Data listing
----------------------------------------

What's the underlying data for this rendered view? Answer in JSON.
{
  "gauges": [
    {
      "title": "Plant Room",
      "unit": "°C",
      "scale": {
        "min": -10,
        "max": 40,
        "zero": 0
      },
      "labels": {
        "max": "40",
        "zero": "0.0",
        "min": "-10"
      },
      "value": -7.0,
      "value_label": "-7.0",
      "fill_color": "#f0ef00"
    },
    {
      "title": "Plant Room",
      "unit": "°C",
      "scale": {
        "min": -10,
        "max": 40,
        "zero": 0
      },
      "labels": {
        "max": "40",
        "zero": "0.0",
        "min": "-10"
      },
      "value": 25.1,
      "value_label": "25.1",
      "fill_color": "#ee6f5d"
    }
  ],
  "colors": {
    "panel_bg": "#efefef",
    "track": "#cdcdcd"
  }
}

----------------------------------------

• Exercise aim: Set all of the entries down again, exactly as they were given.

• Solved problem:
What's the underlying data for this rendered view? Answer in JSON.
{
  "gauges": [
    {
      "title": "Plant Room",
      "unit": "°C",
      "scale": {
        "min": -10,
        "max": 40,
        "zero": 0
      },
      "labels": {
        "max": "40",
        "zero": "0.0",
        "min": "-10"
      },
      "value": -7.0,
      "value_label": "-7.0",
      "fill_color": "#f0ef00"
    },
    {
      "title": "Plant Room",
      "unit": "°C",
      "scale": {
        "min": -10,
        "max": 40,
        "zero": 0
      },
      "labels": {
        "max": "40",
        "zero": "0.0",
        "min": "-10"
      },
      "value": 25.1,
      "value_label": "25.1",
      "fill_color": "#ee6f5d"
    }
  ],
  "colors": {
    "panel_bg": "#efefef",
    "track": "#cdcdcd"
  }
}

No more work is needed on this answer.